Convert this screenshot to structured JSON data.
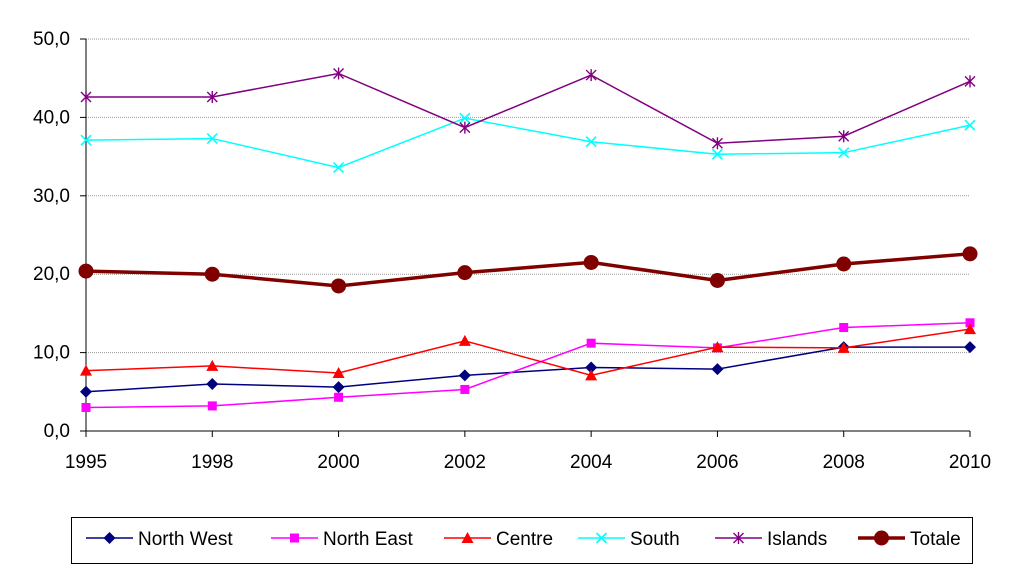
{
  "chart_data": {
    "type": "line",
    "title": "",
    "xlabel": "",
    "ylabel": "",
    "categories": [
      "1995",
      "1998",
      "2000",
      "2002",
      "2004",
      "2006",
      "2008",
      "2010"
    ],
    "ylim": [
      0,
      50
    ],
    "yticks": [
      0,
      10,
      20,
      30,
      40,
      50
    ],
    "ytick_labels": [
      "0,0",
      "10,0",
      "20,0",
      "30,0",
      "40,0",
      "50,0"
    ],
    "grid": true,
    "legend_position": "bottom",
    "series": [
      {
        "name": "North West",
        "color": "#00007F",
        "marker": "diamond",
        "values": [
          5.0,
          6.0,
          5.6,
          7.1,
          8.1,
          7.9,
          10.7,
          10.7
        ]
      },
      {
        "name": "North East",
        "color": "#FF00FF",
        "marker": "square",
        "values": [
          3.0,
          3.2,
          4.3,
          5.3,
          11.2,
          10.6,
          13.2,
          13.8
        ]
      },
      {
        "name": "Centre",
        "color": "#FF0000",
        "marker": "triangle",
        "values": [
          7.7,
          8.3,
          7.4,
          11.5,
          7.1,
          10.7,
          10.6,
          13.0
        ]
      },
      {
        "name": "South",
        "color": "#00FFFF",
        "marker": "x",
        "values": [
          37.1,
          37.3,
          33.6,
          39.9,
          36.9,
          35.3,
          35.5,
          39.0
        ]
      },
      {
        "name": "Islands",
        "color": "#800080",
        "marker": "star",
        "values": [
          42.6,
          42.6,
          45.6,
          38.7,
          45.4,
          36.7,
          37.6,
          44.6
        ]
      },
      {
        "name": "Totale",
        "color": "#800000",
        "marker": "circle",
        "values": [
          20.4,
          20.0,
          18.5,
          20.2,
          21.5,
          19.2,
          21.3,
          22.6
        ]
      }
    ]
  }
}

Problem statement: Each record above should come back exactly the same, only without its pictures.

Response:
Convert this screenshot to structured JSON data.
{
  "chart_data": {
    "type": "line",
    "title": "",
    "xlabel": "",
    "ylabel": "",
    "categories": [
      "1995",
      "1998",
      "2000",
      "2002",
      "2004",
      "2006",
      "2008",
      "2010"
    ],
    "ylim": [
      0,
      50
    ],
    "yticks": [
      0,
      10,
      20,
      30,
      40,
      50
    ],
    "ytick_labels": [
      "0,0",
      "10,0",
      "20,0",
      "30,0",
      "40,0",
      "50,0"
    ],
    "grid": true,
    "legend_position": "bottom",
    "series": [
      {
        "name": "North West",
        "color": "#00007F",
        "marker": "diamond",
        "values": [
          5.0,
          6.0,
          5.6,
          7.1,
          8.1,
          7.9,
          10.7,
          10.7
        ]
      },
      {
        "name": "North East",
        "color": "#FF00FF",
        "marker": "square",
        "values": [
          3.0,
          3.2,
          4.3,
          5.3,
          11.2,
          10.6,
          13.2,
          13.8
        ]
      },
      {
        "name": "Centre",
        "color": "#FF0000",
        "marker": "triangle",
        "values": [
          7.7,
          8.3,
          7.4,
          11.5,
          7.1,
          10.7,
          10.6,
          13.0
        ]
      },
      {
        "name": "South",
        "color": "#00FFFF",
        "marker": "x",
        "values": [
          37.1,
          37.3,
          33.6,
          39.9,
          36.9,
          35.3,
          35.5,
          39.0
        ]
      },
      {
        "name": "Islands",
        "color": "#800080",
        "marker": "star",
        "values": [
          42.6,
          42.6,
          45.6,
          38.7,
          45.4,
          36.7,
          37.6,
          44.6
        ]
      },
      {
        "name": "Totale",
        "color": "#800000",
        "marker": "circle",
        "values": [
          20.4,
          20.0,
          18.5,
          20.2,
          21.5,
          19.2,
          21.3,
          22.6
        ]
      }
    ]
  }
}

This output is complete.